## Exercise goal
In how many lines does the string "prevenido" appear? Answer with the number only.

## Recorded data
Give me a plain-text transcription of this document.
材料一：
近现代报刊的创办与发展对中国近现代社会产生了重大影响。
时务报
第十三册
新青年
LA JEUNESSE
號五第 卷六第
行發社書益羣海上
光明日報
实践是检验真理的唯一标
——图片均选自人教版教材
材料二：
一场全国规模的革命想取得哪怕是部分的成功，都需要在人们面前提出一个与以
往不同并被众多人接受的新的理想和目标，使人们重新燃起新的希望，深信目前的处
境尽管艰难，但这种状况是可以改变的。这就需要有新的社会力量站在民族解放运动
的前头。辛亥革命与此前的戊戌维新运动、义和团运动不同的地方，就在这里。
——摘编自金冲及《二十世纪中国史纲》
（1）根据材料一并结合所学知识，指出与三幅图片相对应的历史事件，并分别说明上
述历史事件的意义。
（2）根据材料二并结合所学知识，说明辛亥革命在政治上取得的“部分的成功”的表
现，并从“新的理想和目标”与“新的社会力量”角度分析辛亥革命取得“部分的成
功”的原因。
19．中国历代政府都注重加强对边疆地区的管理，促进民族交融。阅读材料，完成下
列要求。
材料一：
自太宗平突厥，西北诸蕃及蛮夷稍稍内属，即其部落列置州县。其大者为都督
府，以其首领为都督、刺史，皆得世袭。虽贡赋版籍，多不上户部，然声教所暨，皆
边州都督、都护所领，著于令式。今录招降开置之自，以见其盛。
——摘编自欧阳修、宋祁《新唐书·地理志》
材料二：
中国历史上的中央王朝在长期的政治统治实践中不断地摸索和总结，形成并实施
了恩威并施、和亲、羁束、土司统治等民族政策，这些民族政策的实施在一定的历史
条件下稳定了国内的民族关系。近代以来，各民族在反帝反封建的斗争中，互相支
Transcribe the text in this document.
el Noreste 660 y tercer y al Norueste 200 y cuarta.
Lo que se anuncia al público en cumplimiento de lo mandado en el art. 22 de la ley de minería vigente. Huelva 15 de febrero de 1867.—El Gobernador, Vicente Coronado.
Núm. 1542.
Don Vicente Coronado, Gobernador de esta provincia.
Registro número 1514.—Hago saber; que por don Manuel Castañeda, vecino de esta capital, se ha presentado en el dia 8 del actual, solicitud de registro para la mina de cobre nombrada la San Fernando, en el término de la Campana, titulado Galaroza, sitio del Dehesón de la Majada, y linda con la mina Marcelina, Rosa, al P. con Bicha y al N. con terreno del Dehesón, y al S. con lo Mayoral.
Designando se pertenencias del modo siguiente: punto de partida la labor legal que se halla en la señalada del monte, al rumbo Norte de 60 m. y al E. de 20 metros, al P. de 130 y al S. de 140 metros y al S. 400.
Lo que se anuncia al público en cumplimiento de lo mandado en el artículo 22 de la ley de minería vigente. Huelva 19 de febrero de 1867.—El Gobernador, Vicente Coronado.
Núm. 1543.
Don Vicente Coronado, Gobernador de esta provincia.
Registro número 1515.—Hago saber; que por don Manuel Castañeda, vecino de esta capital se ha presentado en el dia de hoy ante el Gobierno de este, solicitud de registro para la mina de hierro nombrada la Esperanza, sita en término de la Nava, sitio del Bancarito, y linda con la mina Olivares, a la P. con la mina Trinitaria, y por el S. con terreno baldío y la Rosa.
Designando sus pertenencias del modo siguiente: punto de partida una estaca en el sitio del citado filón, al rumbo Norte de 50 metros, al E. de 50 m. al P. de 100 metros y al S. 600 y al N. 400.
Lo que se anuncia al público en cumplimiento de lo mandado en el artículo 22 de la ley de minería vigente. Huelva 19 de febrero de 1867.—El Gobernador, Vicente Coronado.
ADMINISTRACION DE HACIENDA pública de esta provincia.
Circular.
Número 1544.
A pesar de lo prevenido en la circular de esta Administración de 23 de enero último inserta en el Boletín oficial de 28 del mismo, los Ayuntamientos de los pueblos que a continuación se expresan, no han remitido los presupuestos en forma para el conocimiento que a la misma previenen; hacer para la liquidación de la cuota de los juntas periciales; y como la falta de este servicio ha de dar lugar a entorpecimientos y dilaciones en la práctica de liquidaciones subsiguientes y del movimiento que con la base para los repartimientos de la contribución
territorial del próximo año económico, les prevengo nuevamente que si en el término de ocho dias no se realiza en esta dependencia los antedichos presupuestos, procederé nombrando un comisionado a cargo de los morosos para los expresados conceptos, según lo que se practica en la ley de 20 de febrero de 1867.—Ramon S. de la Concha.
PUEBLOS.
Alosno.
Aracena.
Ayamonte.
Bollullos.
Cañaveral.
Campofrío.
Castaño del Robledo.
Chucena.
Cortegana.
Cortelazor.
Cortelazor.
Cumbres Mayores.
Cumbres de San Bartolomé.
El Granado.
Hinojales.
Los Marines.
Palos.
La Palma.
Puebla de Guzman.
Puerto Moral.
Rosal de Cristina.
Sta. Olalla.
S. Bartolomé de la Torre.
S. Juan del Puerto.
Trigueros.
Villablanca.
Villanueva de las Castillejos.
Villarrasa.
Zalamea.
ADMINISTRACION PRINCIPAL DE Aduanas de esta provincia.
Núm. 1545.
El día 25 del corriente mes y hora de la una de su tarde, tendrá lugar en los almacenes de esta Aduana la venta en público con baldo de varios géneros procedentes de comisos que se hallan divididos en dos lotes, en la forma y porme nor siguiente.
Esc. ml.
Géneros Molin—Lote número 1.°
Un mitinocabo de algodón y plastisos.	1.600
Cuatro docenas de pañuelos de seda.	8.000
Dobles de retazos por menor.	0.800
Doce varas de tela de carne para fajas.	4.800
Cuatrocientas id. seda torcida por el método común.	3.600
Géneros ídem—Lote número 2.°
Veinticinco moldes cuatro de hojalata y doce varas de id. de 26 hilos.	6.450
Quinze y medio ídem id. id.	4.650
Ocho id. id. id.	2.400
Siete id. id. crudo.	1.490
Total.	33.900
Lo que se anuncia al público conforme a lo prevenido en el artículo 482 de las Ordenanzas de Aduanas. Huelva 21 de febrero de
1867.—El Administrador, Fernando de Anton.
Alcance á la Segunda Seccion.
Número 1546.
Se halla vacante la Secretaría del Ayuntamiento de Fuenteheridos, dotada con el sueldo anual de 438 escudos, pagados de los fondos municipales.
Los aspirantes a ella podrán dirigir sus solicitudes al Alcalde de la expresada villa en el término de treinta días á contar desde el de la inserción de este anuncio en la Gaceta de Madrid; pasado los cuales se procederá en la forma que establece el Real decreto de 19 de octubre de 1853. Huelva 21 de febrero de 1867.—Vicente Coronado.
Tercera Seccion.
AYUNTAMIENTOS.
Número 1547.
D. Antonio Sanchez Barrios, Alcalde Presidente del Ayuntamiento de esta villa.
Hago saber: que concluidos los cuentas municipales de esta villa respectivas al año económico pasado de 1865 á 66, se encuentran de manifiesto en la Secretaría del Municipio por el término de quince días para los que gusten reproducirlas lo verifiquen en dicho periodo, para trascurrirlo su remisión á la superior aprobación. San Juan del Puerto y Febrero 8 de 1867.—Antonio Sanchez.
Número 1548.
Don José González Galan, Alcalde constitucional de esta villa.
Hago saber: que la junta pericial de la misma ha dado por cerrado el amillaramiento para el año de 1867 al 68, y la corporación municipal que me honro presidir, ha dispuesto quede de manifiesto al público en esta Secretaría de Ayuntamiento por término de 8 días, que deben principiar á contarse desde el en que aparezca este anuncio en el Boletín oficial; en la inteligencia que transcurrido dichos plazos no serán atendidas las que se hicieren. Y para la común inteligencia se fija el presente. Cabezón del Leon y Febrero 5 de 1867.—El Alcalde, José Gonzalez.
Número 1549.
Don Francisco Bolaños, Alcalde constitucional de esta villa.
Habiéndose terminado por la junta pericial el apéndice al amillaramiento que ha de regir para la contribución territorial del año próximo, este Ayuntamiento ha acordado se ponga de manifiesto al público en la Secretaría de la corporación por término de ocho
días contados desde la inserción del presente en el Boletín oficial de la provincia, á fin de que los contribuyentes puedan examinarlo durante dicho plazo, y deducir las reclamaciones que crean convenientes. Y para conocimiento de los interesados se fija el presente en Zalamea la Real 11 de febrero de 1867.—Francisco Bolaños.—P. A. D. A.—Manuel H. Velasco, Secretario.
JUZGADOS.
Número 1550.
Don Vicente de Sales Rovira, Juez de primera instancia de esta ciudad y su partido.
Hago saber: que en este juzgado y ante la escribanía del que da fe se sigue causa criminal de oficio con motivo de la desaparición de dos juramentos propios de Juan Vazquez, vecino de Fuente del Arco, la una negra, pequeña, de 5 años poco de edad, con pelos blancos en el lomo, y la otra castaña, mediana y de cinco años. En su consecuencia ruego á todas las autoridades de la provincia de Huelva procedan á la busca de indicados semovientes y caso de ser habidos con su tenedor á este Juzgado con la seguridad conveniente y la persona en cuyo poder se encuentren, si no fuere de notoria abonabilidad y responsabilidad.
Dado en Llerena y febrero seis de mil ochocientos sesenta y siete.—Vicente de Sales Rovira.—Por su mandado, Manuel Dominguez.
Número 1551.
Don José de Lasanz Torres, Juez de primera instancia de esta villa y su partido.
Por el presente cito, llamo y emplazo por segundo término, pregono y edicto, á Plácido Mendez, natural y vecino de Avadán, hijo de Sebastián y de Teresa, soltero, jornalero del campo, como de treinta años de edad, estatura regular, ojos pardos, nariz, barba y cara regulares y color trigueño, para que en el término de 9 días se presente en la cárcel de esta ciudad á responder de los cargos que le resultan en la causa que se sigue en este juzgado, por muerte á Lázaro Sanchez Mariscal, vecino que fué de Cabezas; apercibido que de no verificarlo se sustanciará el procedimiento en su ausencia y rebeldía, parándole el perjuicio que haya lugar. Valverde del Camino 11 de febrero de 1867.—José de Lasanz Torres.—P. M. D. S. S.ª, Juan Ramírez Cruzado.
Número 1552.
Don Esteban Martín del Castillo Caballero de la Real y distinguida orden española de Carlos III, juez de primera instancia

## Answer to this exercise
2